Stored items from a collection ▸
start

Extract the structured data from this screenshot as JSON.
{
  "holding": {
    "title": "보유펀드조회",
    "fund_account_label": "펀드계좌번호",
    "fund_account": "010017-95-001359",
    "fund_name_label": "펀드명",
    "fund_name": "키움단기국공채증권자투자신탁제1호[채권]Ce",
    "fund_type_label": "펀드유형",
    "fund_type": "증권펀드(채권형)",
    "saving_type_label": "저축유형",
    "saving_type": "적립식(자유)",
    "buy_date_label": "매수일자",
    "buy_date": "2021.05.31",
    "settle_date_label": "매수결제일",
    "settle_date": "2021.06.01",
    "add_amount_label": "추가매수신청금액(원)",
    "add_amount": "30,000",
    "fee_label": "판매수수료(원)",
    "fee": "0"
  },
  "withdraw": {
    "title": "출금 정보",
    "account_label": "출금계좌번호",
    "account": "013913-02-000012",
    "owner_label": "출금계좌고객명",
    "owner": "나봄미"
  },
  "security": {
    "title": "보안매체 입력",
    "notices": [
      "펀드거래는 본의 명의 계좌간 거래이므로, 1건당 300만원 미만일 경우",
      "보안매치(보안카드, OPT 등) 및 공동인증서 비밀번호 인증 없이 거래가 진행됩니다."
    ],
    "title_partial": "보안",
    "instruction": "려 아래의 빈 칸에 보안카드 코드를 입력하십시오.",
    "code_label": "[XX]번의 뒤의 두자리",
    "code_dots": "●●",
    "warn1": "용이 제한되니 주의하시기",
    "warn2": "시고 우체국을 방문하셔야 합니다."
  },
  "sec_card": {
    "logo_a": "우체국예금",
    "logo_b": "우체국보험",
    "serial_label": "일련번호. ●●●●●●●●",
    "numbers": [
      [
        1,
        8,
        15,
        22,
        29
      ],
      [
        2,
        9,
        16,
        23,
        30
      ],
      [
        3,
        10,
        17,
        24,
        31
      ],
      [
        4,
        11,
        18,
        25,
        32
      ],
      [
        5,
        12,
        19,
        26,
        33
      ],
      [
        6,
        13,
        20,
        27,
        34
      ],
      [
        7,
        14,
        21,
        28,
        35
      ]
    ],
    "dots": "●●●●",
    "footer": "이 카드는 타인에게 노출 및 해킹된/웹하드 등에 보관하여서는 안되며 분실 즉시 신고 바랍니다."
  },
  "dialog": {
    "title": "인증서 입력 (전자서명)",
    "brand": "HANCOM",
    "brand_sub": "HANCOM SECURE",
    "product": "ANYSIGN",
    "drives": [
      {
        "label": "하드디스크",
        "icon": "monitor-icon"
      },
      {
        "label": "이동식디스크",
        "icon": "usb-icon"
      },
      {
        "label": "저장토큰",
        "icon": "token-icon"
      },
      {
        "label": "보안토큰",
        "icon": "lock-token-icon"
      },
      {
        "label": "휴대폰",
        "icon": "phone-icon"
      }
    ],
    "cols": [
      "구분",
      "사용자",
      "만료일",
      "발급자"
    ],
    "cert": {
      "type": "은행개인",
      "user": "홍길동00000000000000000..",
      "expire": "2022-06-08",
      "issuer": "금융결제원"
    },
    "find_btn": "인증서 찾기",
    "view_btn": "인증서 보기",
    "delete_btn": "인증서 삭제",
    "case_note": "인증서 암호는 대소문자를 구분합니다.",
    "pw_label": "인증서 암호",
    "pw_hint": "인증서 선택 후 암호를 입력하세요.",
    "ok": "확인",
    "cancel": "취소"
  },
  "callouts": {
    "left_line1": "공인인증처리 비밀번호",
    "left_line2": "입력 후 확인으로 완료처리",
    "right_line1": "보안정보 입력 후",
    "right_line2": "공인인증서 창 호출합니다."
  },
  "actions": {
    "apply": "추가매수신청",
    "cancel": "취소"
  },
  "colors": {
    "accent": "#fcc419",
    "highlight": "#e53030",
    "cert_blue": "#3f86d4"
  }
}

end

Stated goal ▸
Print the material verbatim, all of it.

Written solution ▸
Extract the structured data from this screenshot as JSON.
{
  "holding": {
    "title": "보유펀드조회",
    "fund_account_label": "펀드계좌번호",
    "fund_account": "010017-95-001359",
    "fund_name_label": "펀드명",
    "fund_name": "키움단기국공채증권자투자신탁제1호[채권]Ce",
    "fund_type_label": "펀드유형",
    "fund_type": "증권펀드(채권형)",
    "saving_type_label": "저축유형",
    "saving_type": "적립식(자유)",
    "buy_date_label": "매수일자",
    "buy_date": "2021.05.31",
    "settle_date_label": "매수결제일",
    "settle_date": "2021.06.01",
    "add_amount_label": "추가매수신청금액(원)",
    "add_amount": "30,000",
    "fee_label": "판매수수료(원)",
    "fee": "0"
  },
  "withdraw": {
    "title": "출금 정보",
    "account_label": "출금계좌번호",
    "account": "013913-02-000012",
    "owner_label": "출금계좌고객명",
    "owner": "나봄미"
  },
  "security": {
    "title": "보안매체 입력",
    "notices": [
      "펀드거래는 본의 명의 계좌간 거래이므로, 1건당 300만원 미만일 경우",
      "보안매치(보안카드, OPT 등) 및 공동인증서 비밀번호 인증 없이 거래가 진행됩니다."
    ],
    "title_partial": "보안",
    "instruction": "려 아래의 빈 칸에 보안카드 코드를 입력하십시오.",
    "code_label": "[XX]번의 뒤의 두자리",
    "code_dots": "●●",
    "warn1": "용이 제한되니 주의하시기",
    "warn2": "시고 우체국을 방문하셔야 합니다."
  },
  "sec_card": {
    "logo_a": "우체국예금",
    "logo_b": "우체국보험",
    "serial_label": "일련번호. ●●●●●●●●",
    "numbers": [
      [
        1,
        8,
        15,
        22,
        29
      ],
      [
        2,
        9,
        16,
        23,
        30
      ],
      [
        3,
        10,
        17,
        24,
        31
      ],
      [
        4,
        11,
        18,
        25,
        32
      ],
      [
        5,
        12,
        19,
        26,
        33
      ],
      [
        6,
        13,
        20,
        27,
        34
      ],
      [
        7,
        14,
        21,
        28,
        35
      ]
    ],
    "dots": "●●●●",
    "footer": "이 카드는 타인에게 노출 및 해킹된/웹하드 등에 보관하여서는 안되며 분실 즉시 신고 바랍니다."
  },
  "dialog": {
    "title": "인증서 입력 (전자서명)",
    "brand": "HANCOM",
    "brand_sub": "HANCOM SECURE",
    "product": "ANYSIGN",
    "drives": [
      {
        "label": "하드디스크",
        "icon": "monitor-icon"
      },
      {
        "label": "이동식디스크",
        "icon": "usb-icon"
      },
      {
        "label": "저장토큰",
        "icon": "token-icon"
      },
      {
        "label": "보안토큰",
        "icon": "lock-token-icon"
      },
      {
        "label": "휴대폰",
        "icon": "phone-icon"
      }
    ],
    "cols": [
      "구분",
      "사용자",
      "만료일",
      "발급자"
    ],
    "cert": {
      "type": "은행개인",
      "user": "홍길동00000000000000000..",
      "expire": "2022-06-08",
      "issuer": "금융결제원"
    },
    "find_btn": "인증서 찾기",
    "view_btn": "인증서 보기",
    "delete_btn": "인증서 삭제",
    "case_note": "인증서 암호는 대소문자를 구분합니다.",
    "pw_label": "인증서 암호",
    "pw_hint": "인증서 선택 후 암호를 입력하세요.",
    "ok": "확인",
    "cancel": "취소"
  },
  "callouts": {
    "left_line1": "공인인증처리 비밀번호",
    "left_line2": "입력 후 확인으로 완료처리",
    "right_line1": "보안정보 입력 후",
    "right_line2": "공인인증서 창 호출합니다."
  },
  "actions": {
    "apply": "추가매수신청",
    "cancel": "취소"
  },
  "colors": {
    "accent": "#fcc419",
    "highlight": "#e53030",
    "cert_blue": "#3f86d4"
  }
}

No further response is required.